**OBJETIVO INDICADO A:**
Passe para o inglês esta frase do texto sobre os pastores no Evangelho de Lucas: “Segundo o Talmud, nenhuma condição social poderia ser mais desprezada que a dessas pessoas.”
**OBJETIVO INDICADO B:**
Escreva a continuação do texto sobre os pastores no relato do nascimento de Jesus em Lucas, seguindo a partir da última frase dele.

**TEXTO APRESENTADO:**
▬▬▬▬▬▬▬▬▬▬

Após o parto, os acontecimentos são descritos com uma aureola em torno deles, ao mesmo tempo despojado e misterioso. Temos as narrativas dos pastores, os quais passam a fazer parte da temática da exclusão. Segundo o Talmud, nenhuma condição social poderia ser mais desprezada que a dessas pessoas. Os pastores eram os mais humildes e desprezados porque conviviam com os animais, praticavam pequenos roubos para sobreviverem muitas vezes; por não terem vida religiosa eram considerados como pagãos e, por isso, não estavam habilitados para o cumprimento das prescrições legais e rituais do culto judaico, bem como observar as prescrições de purificação; para os fariseus e judeus de bem, os pastores não eram gente! Mas para o projeto literário e para a catequese lucana, eles são transformados em símbolos: servem de metáfora para todos aqueles que se encontram na exclusão, na marginalização, na indigência, entre as minorias. Por isso, se tornam destinatários do projeto salvador de Deus.
Os pastores recebem então uma manifestação divina. São envolvidos por uma luz, e isso lembra, logicamente, outras manifestações de Deus ao longo do AT. O “anjo do Senhor” aparece pela terceira vez neste bloco literário do evangelho da infância de Jesus: a primeira, no templo, comunicando o nascimento de João à Zacarias; depois, a vinda de Jesus à Maria. Agora, o anjo do Senhor aparece aos pastores – símbolos dos pecadores. Não para julgar e castigar (conforme mentalidade religiosa da época), mas para comunicar um evangelho de vida. Lucas quer ensinar para sua comunidade que o projeto de Deus que se inaugura em Jesus envolve a todos; não exclui a ninguém; não condena os pecadores, mas os abraça. Os envolve. Por isso, o evangelista declara que a Glória (hbr. Kabod) do Senhor os envolveu, e lhes exorta, primeiramente, a não ter medo. Em segundo lugar, lhes dá um motivo: uma boa notícia, isto é, um Evangelho de alegria para todo o povo: nasceu para vós o Salvador, Cristo, o Senhor! A palavra Salvador (gr. Sôter) é, primeiramente a tradução do hebraico Yeshua – Jesus. Mas, ao mesmo tempo, era o título empregado ao imperador romano. Lucas quer assinalar que não é este o salvador. A salvação repousa no menino de Belém. Cristo é tradução grega do hebraico messias, que significa o “ungido”: é o delegado, o enviado, o portador e executor do senhorio e da vontade de Deus.

▬▬▬▬▬▬▬▬▬▬

**MATERIAL FORNECIDO:**
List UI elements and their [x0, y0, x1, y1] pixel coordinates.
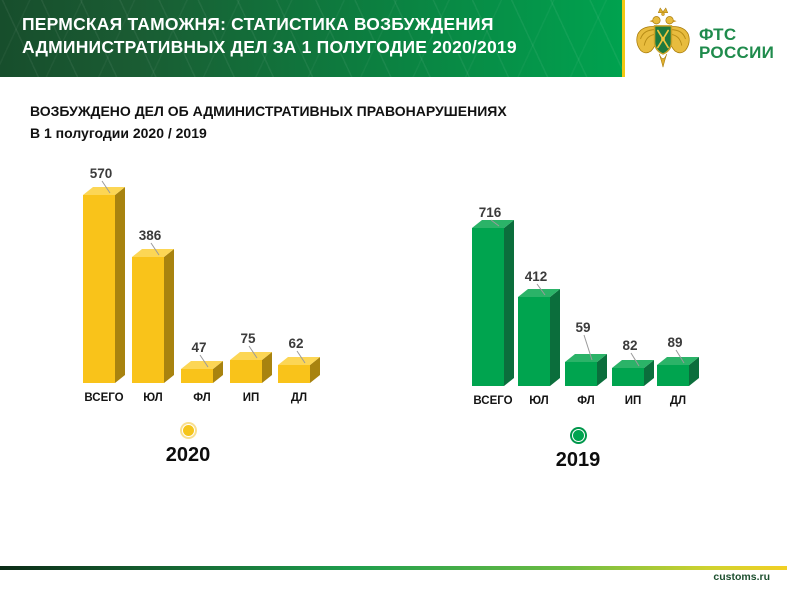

▬▬▬▬▬▬▬▬▬▬

**RESPOSTA DO EXERCÍCIO A:**
According to the Talmud, no social condition could be more despised than that of these people.

**RESPOSTA DO EXERCÍCIO B:**
O mensageiro celestial (Deus mesmo) lhes dá um sinal para encontrar o menino: deitado numa manjedoura, envolto em faixas! É encontrar, portanto, a criança colocada no lugar da exclusão! O sinal que anjo dá aos pastores no campo não é um sinal grandioso a ser encontrado na opulência do palácio de Herodes ou de Otaviano. Nem no esplendor do templo de Jerusalém. Tampouco entre os poderosos. Mas colocado em meio a paus trançados – a manjedoura. Na estrabaria encontra-se a Glória e a misericórdia de Deus feitas Carne. Deus fez-se encontrar entre os pequenos e excluídos optando e empoderando-os.
A manjedoura de paus trançados, prefigura-se também o mistério da Cruz, que expressa o significado da vida doada, partida, como um pão despedaçado. Por isso, a tradição subjacente do nascimento de Jesus em Belém, comum a Lucas e a Mateus, cumpre também seu papel. Belém (do hebr. Beth-lehem) significa Casa do Pão. O menino será Pão para humanidade. Servirá de sustento, e será doador de Vida.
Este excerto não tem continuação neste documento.